-- begin --

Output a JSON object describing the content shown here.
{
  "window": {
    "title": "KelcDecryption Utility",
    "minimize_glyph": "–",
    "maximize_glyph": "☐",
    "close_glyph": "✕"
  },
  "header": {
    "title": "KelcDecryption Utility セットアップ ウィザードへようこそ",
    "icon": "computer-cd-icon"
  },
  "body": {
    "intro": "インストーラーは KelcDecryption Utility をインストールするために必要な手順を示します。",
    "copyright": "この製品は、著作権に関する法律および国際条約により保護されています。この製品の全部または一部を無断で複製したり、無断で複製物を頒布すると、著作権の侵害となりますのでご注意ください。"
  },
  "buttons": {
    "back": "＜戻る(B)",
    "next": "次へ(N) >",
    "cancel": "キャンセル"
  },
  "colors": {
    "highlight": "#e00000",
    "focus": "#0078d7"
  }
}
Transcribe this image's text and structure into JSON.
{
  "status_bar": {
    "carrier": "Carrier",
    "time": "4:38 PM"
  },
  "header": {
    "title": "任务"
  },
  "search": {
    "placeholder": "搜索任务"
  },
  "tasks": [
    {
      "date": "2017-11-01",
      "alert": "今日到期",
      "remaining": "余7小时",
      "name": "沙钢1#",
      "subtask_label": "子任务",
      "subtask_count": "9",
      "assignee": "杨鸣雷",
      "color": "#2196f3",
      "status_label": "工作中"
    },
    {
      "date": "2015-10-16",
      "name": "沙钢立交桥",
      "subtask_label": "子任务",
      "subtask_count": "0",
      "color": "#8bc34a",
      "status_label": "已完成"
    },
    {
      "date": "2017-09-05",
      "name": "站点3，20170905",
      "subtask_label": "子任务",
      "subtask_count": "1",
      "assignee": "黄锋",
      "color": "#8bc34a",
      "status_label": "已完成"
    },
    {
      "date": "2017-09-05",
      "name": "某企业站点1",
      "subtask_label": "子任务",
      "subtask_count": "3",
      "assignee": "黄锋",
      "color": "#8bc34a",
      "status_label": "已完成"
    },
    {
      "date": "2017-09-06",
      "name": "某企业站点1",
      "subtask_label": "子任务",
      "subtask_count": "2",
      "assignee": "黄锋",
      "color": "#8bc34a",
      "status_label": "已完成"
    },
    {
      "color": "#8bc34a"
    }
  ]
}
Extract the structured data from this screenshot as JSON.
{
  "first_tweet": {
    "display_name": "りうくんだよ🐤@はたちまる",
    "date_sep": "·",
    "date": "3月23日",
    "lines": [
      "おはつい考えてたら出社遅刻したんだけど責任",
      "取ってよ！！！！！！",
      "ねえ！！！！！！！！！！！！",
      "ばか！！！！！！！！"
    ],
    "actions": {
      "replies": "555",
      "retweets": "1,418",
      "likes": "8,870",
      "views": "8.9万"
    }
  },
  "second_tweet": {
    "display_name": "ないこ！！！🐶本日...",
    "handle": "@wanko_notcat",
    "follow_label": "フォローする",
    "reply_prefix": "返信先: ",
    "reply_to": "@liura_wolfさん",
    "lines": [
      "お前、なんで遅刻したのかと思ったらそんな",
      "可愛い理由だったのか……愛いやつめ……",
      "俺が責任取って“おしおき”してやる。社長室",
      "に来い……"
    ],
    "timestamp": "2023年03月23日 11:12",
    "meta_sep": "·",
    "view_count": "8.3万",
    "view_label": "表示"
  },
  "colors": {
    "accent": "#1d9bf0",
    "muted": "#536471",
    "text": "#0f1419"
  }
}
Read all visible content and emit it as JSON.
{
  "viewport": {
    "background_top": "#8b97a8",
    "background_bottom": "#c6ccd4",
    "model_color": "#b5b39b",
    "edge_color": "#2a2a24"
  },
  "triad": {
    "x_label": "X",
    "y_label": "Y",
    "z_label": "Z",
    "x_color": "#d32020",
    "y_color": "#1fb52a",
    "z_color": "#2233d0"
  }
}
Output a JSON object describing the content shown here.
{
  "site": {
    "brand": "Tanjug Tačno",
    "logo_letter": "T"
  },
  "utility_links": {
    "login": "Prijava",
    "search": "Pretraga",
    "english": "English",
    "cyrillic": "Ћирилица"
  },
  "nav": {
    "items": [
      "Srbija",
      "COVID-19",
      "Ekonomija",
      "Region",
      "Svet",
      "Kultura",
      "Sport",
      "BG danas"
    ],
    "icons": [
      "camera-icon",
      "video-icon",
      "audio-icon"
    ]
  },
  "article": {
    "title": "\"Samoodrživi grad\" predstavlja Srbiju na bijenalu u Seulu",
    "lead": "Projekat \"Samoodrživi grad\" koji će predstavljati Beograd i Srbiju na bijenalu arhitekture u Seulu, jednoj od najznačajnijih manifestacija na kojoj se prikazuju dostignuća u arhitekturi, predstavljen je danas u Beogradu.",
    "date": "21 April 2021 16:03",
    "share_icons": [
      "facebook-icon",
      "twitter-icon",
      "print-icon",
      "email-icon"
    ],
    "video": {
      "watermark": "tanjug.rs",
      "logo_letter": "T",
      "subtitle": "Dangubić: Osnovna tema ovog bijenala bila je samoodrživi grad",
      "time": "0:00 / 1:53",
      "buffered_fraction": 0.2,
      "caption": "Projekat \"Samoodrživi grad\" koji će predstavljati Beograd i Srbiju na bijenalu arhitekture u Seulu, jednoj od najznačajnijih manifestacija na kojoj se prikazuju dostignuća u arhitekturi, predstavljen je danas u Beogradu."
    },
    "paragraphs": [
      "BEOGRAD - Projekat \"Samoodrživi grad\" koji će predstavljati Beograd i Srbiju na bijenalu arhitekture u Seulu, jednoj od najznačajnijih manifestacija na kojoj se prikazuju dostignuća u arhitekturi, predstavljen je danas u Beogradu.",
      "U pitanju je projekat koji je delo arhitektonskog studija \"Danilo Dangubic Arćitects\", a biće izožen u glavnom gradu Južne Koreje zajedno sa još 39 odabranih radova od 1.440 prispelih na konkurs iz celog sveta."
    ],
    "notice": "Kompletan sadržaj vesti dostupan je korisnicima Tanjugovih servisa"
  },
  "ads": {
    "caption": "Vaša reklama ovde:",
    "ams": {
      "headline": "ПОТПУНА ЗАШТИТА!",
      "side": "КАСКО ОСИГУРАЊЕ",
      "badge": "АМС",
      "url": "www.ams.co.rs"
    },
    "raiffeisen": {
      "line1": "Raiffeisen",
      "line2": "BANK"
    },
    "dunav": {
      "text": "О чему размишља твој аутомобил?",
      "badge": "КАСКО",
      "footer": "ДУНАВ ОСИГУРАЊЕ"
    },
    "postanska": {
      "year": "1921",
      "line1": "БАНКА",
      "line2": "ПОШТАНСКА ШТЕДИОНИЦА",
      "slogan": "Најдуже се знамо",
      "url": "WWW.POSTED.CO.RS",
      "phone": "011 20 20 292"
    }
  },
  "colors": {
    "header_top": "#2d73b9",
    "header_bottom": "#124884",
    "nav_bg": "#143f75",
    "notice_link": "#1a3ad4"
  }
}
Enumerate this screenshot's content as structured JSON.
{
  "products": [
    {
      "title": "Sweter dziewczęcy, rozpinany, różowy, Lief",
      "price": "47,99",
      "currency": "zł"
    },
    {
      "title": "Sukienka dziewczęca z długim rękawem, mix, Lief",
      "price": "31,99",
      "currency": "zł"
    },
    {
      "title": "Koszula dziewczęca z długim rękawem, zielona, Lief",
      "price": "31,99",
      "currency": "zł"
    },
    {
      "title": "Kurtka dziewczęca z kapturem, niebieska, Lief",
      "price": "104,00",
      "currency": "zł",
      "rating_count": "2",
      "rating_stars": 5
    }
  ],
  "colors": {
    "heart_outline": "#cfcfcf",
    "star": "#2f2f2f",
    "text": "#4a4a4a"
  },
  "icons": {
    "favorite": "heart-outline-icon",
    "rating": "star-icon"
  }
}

-- end --

**Instruction:** Pull out all lines containing the word "najznačajnijih" from the entries above.

**Result of the task:**
    "lead": "Projekat \"Samoodrživi grad\" koji će predstavljati Beograd i Srbiju na bijenalu arhitekture u Seulu, jednoj od najznačajnijih manifestacija na kojoj se prikazuju dostignuća u arhitekturi, predstavljen je danas u Beogradu.",
      "caption": "Projekat \"Samoodrživi grad\" koji će predstavljati Beograd i Srbiju na bijenalu arhitekture u Seulu, jednoj od najznačajnijih manifestacija na kojoj se prikazuju dostignuća u arhitekturi, predstavljen je danas u Beogradu."
      "BEOGRAD - Projekat \"Samoodrživi grad\" koji će predstavljati Beograd i Srbiju na bijenalu arhitekture u Seulu, jednoj od najznačajnijih manifestacija na kojoj se prikazuju dostignuća u arhitekturi, predstavljen je danas u Beogradu.",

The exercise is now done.